Each line from the one that contains "Convert this document image to plain text." to the end of the material must be set down exactly, and no line before it.

(Stored records)
--- --- ---

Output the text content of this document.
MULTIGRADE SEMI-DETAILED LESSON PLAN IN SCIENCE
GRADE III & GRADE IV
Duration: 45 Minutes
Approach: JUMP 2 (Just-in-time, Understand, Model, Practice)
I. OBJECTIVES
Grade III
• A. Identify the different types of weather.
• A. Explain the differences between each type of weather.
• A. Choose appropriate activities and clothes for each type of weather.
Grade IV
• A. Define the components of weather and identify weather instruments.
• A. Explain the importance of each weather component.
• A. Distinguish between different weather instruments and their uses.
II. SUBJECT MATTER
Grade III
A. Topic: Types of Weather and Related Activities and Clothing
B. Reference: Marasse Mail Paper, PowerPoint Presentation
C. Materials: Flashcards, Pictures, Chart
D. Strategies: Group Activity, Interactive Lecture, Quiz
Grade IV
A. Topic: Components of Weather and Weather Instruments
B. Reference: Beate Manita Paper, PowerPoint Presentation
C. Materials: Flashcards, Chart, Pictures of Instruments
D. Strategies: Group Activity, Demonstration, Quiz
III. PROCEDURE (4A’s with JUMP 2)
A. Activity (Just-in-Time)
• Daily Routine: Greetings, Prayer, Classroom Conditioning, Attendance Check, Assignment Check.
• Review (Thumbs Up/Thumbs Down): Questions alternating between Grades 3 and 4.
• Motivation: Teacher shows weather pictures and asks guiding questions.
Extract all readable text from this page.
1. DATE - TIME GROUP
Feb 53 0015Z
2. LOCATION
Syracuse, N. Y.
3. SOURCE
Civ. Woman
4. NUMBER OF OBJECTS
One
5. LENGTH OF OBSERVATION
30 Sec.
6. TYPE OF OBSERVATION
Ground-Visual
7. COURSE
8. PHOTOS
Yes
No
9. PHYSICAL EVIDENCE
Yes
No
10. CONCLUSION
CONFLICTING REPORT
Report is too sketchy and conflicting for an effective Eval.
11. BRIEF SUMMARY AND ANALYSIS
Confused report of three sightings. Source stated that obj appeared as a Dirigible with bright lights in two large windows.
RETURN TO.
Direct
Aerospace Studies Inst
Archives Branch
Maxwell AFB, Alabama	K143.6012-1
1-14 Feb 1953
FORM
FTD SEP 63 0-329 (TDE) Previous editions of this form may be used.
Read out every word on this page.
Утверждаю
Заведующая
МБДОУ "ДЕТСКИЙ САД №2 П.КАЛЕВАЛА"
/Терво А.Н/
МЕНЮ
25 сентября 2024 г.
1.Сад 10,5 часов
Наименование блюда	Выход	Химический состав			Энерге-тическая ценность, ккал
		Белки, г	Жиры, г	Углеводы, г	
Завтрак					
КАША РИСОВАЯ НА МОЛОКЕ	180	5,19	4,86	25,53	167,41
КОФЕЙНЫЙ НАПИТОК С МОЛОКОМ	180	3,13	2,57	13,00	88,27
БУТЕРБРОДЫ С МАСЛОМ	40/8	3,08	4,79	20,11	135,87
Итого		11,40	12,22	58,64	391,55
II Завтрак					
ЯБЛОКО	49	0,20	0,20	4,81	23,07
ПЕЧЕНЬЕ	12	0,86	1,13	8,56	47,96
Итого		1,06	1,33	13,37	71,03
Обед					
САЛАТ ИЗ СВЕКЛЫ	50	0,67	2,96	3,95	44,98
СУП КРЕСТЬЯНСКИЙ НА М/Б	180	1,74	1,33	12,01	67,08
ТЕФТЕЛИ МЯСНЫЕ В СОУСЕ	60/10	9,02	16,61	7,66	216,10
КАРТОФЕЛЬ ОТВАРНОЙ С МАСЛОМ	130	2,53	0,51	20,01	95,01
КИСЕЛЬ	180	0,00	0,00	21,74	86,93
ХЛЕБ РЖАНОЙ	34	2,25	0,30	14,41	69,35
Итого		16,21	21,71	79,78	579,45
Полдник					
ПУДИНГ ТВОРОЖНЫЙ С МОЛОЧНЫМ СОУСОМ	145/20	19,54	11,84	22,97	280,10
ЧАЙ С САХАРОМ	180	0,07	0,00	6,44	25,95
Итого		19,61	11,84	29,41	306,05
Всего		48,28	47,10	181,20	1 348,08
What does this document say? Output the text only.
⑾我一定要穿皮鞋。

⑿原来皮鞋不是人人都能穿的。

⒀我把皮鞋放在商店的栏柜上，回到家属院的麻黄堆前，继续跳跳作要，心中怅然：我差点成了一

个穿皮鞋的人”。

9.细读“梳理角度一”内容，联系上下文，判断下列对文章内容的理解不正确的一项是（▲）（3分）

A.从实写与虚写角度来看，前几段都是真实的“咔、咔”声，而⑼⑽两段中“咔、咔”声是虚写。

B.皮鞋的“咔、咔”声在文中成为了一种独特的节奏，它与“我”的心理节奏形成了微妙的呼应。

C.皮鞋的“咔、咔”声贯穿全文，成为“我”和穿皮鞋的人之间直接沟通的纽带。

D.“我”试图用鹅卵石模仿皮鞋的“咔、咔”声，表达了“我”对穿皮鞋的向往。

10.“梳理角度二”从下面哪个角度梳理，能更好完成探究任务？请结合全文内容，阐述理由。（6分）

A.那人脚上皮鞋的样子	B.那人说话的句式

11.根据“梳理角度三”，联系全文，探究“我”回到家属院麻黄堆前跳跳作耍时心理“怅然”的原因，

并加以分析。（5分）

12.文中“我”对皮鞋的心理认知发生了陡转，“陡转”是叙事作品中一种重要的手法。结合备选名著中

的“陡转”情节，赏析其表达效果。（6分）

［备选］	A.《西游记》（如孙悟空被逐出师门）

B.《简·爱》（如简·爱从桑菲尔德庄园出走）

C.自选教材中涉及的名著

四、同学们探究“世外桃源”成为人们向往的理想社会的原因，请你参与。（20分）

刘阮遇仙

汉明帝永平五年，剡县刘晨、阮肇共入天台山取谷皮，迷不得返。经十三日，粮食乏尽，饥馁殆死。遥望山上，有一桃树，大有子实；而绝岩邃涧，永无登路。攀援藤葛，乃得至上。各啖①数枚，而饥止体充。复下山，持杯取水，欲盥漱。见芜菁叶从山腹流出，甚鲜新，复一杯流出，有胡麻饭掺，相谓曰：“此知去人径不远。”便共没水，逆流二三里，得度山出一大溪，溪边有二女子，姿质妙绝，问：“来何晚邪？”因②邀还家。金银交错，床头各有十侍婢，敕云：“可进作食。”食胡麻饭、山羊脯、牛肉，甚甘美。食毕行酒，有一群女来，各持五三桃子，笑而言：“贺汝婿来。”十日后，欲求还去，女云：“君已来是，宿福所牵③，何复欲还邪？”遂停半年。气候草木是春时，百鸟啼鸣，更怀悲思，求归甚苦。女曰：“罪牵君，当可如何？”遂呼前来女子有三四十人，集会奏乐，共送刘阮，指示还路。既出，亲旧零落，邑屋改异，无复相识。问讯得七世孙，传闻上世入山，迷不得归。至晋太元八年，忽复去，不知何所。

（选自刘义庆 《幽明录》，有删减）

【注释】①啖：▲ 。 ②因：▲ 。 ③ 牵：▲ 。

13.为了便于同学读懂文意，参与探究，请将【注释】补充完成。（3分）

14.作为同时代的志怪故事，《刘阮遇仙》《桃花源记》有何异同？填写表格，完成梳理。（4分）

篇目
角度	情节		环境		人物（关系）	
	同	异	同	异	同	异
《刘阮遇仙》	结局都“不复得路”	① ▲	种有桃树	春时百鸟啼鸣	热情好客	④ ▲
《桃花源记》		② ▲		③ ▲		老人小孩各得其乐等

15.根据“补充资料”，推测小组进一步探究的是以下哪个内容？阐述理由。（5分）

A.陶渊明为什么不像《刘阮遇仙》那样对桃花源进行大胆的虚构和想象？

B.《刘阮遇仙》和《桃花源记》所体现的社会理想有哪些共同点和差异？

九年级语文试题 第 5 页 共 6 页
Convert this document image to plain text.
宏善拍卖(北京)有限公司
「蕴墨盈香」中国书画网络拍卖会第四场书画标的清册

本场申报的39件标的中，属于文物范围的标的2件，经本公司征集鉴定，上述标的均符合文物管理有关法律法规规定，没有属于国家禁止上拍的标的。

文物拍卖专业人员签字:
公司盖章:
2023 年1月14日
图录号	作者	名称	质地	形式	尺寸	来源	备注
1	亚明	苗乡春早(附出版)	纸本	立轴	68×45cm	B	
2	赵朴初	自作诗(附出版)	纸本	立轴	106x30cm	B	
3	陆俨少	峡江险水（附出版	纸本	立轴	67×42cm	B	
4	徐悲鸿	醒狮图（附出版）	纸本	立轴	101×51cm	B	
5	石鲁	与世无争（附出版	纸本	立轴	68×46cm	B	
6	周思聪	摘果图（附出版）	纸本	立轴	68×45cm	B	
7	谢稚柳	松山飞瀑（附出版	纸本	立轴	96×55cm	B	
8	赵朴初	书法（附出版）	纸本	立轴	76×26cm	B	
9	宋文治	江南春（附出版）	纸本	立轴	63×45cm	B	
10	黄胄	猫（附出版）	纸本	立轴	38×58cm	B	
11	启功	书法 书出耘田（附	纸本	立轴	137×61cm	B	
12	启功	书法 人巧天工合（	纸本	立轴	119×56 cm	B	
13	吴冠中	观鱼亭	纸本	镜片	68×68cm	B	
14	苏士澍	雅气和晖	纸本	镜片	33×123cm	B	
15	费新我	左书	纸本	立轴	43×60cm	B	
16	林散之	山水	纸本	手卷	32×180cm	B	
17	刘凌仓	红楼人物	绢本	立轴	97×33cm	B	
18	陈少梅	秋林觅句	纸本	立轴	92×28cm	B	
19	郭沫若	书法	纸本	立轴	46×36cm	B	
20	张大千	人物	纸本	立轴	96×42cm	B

--- --- ---

EXERCISE ANSWER:
Convert this document image to plain text.
宏善拍卖(北京)有限公司
「蕴墨盈香」中国书画网络拍卖会第四场书画标的清册

本场申报的39件标的中，属于文物范围的标的2件，经本公司征集鉴定，上述标的均符合文物管理有关法律法规规定，没有属于国家禁止上拍的标的。

文物拍卖专业人员签字:
公司盖章:
2023 年1月14日
图录号	作者	名称	质地	形式	尺寸	来源	备注
1	亚明	苗乡春早(附出版)	纸本	立轴	68×45cm	B	
2	赵朴初	自作诗(附出版)	纸本	立轴	106x30cm	B	
3	陆俨少	峡江险水（附出版	纸本	立轴	67×42cm	B	
4	徐悲鸿	醒狮图（附出版）	纸本	立轴	101×51cm	B	
5	石鲁	与世无争（附出版	纸本	立轴	68×46cm	B	
6	周思聪	摘果图（附出版）	纸本	立轴	68×45cm	B	
7	谢稚柳	松山飞瀑（附出版	纸本	立轴	96×55cm	B	
8	赵朴初	书法（附出版）	纸本	立轴	76×26cm	B	
9	宋文治	江南春（附出版）	纸本	立轴	63×45cm	B	
10	黄胄	猫（附出版）	纸本	立轴	38×58cm	B	
11	启功	书法 书出耘田（附	纸本	立轴	137×61cm	B	
12	启功	书法 人巧天工合（	纸本	立轴	119×56 cm	B	
13	吴冠中	观鱼亭	纸本	镜片	68×68cm	B	
14	苏士澍	雅气和晖	纸本	镜片	33×123cm	B	
15	费新我	左书	纸本	立轴	43×60cm	B	
16	林散之	山水	纸本	手卷	32×180cm	B	
17	刘凌仓	红楼人物	绢本	立轴	97×33cm	B	
18	陈少梅	秋林觅句	纸本	立轴	92×28cm	B	
19	郭沫若	书法	纸本	立轴	46×36cm	B	
20	张大千	人物	纸本	立轴	96×42cm	B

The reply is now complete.